What the task requires ->
Scan the entries for the string "davčni" and give the number of lines that have it, nothing further.

Rows ->
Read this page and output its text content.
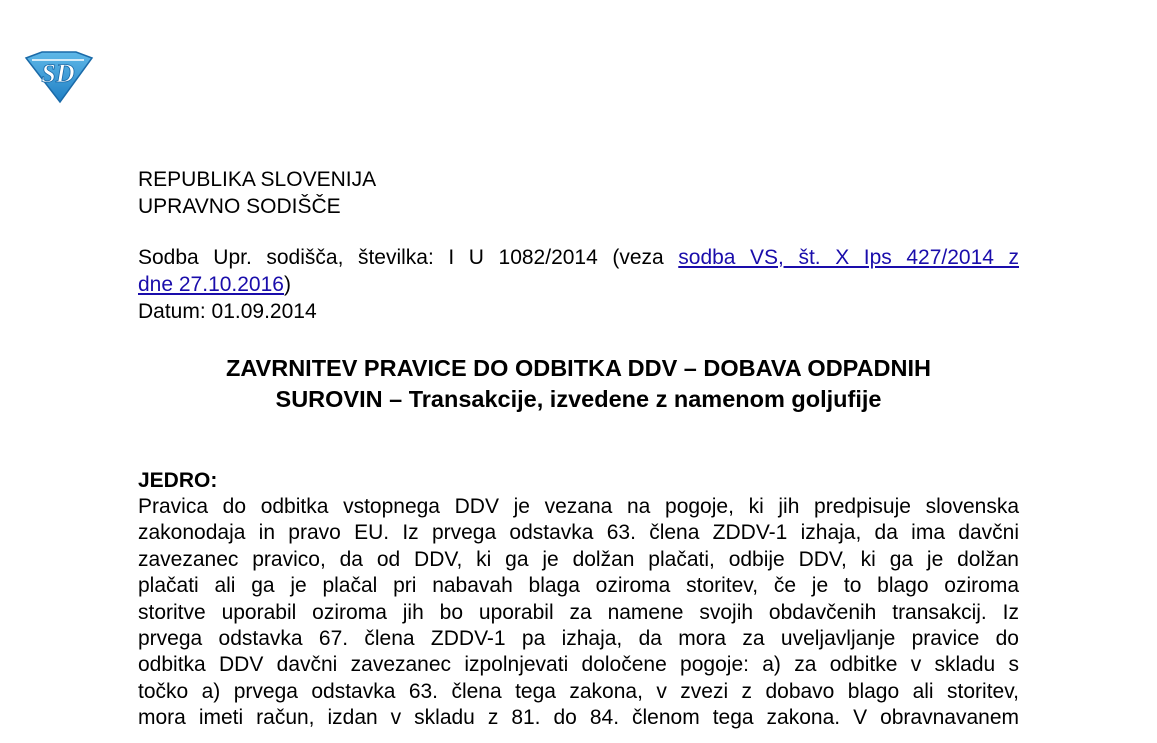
SD
REPUBLIKA SLOVENIJA
UPRAVNO SODIŠČE
Sodba Upr. sodišča, številka: I U 1082/2014 (veza sodba VS, št. X Ips 427/2014 z
dne 27.10.2016)
Datum: 01.09.2014
ZAVRNITEV PRAVICE DO ODBITKA DDV – DOBAVA ODPADNIH
SUROVIN – Transakcije, izvedene z namenom goljufije
JEDRO:
Pravica do odbitka vstopnega DDV je vezana na pogoje, ki jih predpisuje slovenska
zakonodaja in pravo EU. Iz prvega odstavka 63. člena ZDDV-1 izhaja, da ima davčni
zavezanec pravico, da od DDV, ki ga je dolžan plačati, odbije DDV, ki ga je dolžan
plačati ali ga je plačal pri nabavah blaga oziroma storitev, če je to blago oziroma
storitve uporabil oziroma jih bo uporabil za namene svojih obdavčenih transakcij. Iz
prvega odstavka 67. člena ZDDV-1 pa izhaja, da mora za uveljavljanje pravice do
odbitka DDV davčni zavezanec izpolnjevati določene pogoje: a) za odbitke v skladu s
točko a) prvega odstavka 63. člena tega zakona, v zvezi z dobavo blago ali storitev,
mora imeti račun, izdan v skladu z 81. do 84. členom tega zakona. V obravnavanem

Written response ->
2